* **Do this**: Repeat every entry in the listing below, exactly.

———

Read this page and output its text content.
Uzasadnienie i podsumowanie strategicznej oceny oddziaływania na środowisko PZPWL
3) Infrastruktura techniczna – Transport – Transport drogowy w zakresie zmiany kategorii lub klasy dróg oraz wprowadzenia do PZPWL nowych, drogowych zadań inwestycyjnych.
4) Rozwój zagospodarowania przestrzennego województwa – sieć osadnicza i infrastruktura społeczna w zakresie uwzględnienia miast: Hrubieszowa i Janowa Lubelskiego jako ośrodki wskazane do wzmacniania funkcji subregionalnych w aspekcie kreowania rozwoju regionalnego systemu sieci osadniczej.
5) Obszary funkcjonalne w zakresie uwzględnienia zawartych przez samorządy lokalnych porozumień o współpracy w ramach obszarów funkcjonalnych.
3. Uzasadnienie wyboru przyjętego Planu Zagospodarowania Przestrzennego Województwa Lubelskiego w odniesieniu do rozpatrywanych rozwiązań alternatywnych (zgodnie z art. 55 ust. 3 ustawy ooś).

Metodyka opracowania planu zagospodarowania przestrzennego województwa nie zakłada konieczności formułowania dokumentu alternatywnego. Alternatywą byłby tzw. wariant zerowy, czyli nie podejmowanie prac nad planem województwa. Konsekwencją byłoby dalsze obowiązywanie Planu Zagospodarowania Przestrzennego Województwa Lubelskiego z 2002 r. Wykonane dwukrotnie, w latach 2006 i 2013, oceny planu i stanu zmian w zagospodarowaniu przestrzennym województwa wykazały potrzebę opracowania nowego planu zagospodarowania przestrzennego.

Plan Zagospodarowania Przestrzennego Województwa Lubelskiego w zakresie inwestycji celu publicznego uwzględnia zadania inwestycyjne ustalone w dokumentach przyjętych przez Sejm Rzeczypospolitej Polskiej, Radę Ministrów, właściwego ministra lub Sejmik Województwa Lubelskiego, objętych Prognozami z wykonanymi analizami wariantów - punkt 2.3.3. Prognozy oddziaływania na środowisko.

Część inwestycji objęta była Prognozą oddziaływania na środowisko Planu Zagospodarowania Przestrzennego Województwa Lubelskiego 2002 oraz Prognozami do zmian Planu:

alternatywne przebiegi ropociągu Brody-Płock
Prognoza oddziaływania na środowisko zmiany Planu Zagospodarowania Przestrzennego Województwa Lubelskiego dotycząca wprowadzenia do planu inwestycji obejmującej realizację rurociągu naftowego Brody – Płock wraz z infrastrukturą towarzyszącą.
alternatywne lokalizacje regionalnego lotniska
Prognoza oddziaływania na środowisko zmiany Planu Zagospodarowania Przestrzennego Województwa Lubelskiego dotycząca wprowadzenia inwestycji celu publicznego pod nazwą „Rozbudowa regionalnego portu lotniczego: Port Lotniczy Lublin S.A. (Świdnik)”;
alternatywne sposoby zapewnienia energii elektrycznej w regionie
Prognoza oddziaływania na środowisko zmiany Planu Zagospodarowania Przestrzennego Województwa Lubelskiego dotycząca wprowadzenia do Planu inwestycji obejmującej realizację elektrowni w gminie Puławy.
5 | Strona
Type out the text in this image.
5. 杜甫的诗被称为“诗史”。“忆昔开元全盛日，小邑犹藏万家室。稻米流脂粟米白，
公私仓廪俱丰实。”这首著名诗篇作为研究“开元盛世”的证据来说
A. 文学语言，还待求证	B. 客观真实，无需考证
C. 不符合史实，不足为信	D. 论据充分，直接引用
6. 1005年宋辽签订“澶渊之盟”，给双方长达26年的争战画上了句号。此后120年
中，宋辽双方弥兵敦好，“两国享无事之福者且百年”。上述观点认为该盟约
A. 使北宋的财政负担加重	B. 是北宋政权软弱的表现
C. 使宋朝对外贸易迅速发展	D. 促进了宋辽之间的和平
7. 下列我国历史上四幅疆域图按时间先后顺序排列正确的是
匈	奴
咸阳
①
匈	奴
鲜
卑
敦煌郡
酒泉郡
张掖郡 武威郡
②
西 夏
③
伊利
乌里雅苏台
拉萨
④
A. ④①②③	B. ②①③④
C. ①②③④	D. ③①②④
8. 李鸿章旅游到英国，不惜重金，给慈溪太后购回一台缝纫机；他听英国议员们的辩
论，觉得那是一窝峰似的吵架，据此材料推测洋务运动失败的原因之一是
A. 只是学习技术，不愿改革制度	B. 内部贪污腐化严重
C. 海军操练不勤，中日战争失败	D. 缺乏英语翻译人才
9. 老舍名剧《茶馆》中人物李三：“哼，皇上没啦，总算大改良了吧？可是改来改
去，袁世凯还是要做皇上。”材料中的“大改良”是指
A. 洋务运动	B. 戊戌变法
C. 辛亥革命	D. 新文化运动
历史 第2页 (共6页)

———

* **Problem solution**:
Read this page and output its text content.
Uzasadnienie i podsumowanie strategicznej oceny oddziaływania na środowisko PZPWL
3) Infrastruktura techniczna – Transport – Transport drogowy w zakresie zmiany kategorii lub klasy dróg oraz wprowadzenia do PZPWL nowych, drogowych zadań inwestycyjnych.
4) Rozwój zagospodarowania przestrzennego województwa – sieć osadnicza i infrastruktura społeczna w zakresie uwzględnienia miast: Hrubieszowa i Janowa Lubelskiego jako ośrodki wskazane do wzmacniania funkcji subregionalnych w aspekcie kreowania rozwoju regionalnego systemu sieci osadniczej.
5) Obszary funkcjonalne w zakresie uwzględnienia zawartych przez samorządy lokalnych porozumień o współpracy w ramach obszarów funkcjonalnych.
3. Uzasadnienie wyboru przyjętego Planu Zagospodarowania Przestrzennego Województwa Lubelskiego w odniesieniu do rozpatrywanych rozwiązań alternatywnych (zgodnie z art. 55 ust. 3 ustawy ooś).

Metodyka opracowania planu zagospodarowania przestrzennego województwa nie zakłada konieczności formułowania dokumentu alternatywnego. Alternatywą byłby tzw. wariant zerowy, czyli nie podejmowanie prac nad planem województwa. Konsekwencją byłoby dalsze obowiązywanie Planu Zagospodarowania Przestrzennego Województwa Lubelskiego z 2002 r. Wykonane dwukrotnie, w latach 2006 i 2013, oceny planu i stanu zmian w zagospodarowaniu przestrzennym województwa wykazały potrzebę opracowania nowego planu zagospodarowania przestrzennego.

Plan Zagospodarowania Przestrzennego Województwa Lubelskiego w zakresie inwestycji celu publicznego uwzględnia zadania inwestycyjne ustalone w dokumentach przyjętych przez Sejm Rzeczypospolitej Polskiej, Radę Ministrów, właściwego ministra lub Sejmik Województwa Lubelskiego, objętych Prognozami z wykonanymi analizami wariantów - punkt 2.3.3. Prognozy oddziaływania na środowisko.

Część inwestycji objęta była Prognozą oddziaływania na środowisko Planu Zagospodarowania Przestrzennego Województwa Lubelskiego 2002 oraz Prognozami do zmian Planu:

alternatywne przebiegi ropociągu Brody-Płock
Prognoza oddziaływania na środowisko zmiany Planu Zagospodarowania Przestrzennego Województwa Lubelskiego dotycząca wprowadzenia do planu inwestycji obejmującej realizację rurociągu naftowego Brody – Płock wraz z infrastrukturą towarzyszącą.
alternatywne lokalizacje regionalnego lotniska
Prognoza oddziaływania na środowisko zmiany Planu Zagospodarowania Przestrzennego Województwa Lubelskiego dotycząca wprowadzenia inwestycji celu publicznego pod nazwą „Rozbudowa regionalnego portu lotniczego: Port Lotniczy Lublin S.A. (Świdnik)”;
alternatywne sposoby zapewnienia energii elektrycznej w regionie
Prognoza oddziaływania na środowisko zmiany Planu Zagospodarowania Przestrzennego Województwa Lubelskiego dotycząca wprowadzenia do Planu inwestycji obejmującej realizację elektrowni w gminie Puławy.
5 | Strona
Type out the text in this image.
5. 杜甫的诗被称为“诗史”。“忆昔开元全盛日，小邑犹藏万家室。稻米流脂粟米白，
公私仓廪俱丰实。”这首著名诗篇作为研究“开元盛世”的证据来说
A. 文学语言，还待求证	B. 客观真实，无需考证
C. 不符合史实，不足为信	D. 论据充分，直接引用
6. 1005年宋辽签订“澶渊之盟”，给双方长达26年的争战画上了句号。此后120年
中，宋辽双方弥兵敦好，“两国享无事之福者且百年”。上述观点认为该盟约
A. 使北宋的财政负担加重	B. 是北宋政权软弱的表现
C. 使宋朝对外贸易迅速发展	D. 促进了宋辽之间的和平
7. 下列我国历史上四幅疆域图按时间先后顺序排列正确的是
匈	奴
咸阳
①
匈	奴
鲜
卑
敦煌郡
酒泉郡
张掖郡 武威郡
②
西 夏
③
伊利
乌里雅苏台
拉萨
④
A. ④①②③	B. ②①③④
C. ①②③④	D. ③①②④
8. 李鸿章旅游到英国，不惜重金，给慈溪太后购回一台缝纫机；他听英国议员们的辩
论，觉得那是一窝峰似的吵架，据此材料推测洋务运动失败的原因之一是
A. 只是学习技术，不愿改革制度	B. 内部贪污腐化严重
C. 海军操练不勤，中日战争失败	D. 缺乏英语翻译人才
9. 老舍名剧《茶馆》中人物李三：“哼，皇上没啦，总算大改良了吧？可是改来改
去，袁世凯还是要做皇上。”材料中的“大改良”是指
A. 洋务运动	B. 戊戌变法
C. 辛亥革命	D. 新文化运动
历史 第2页 (共6页)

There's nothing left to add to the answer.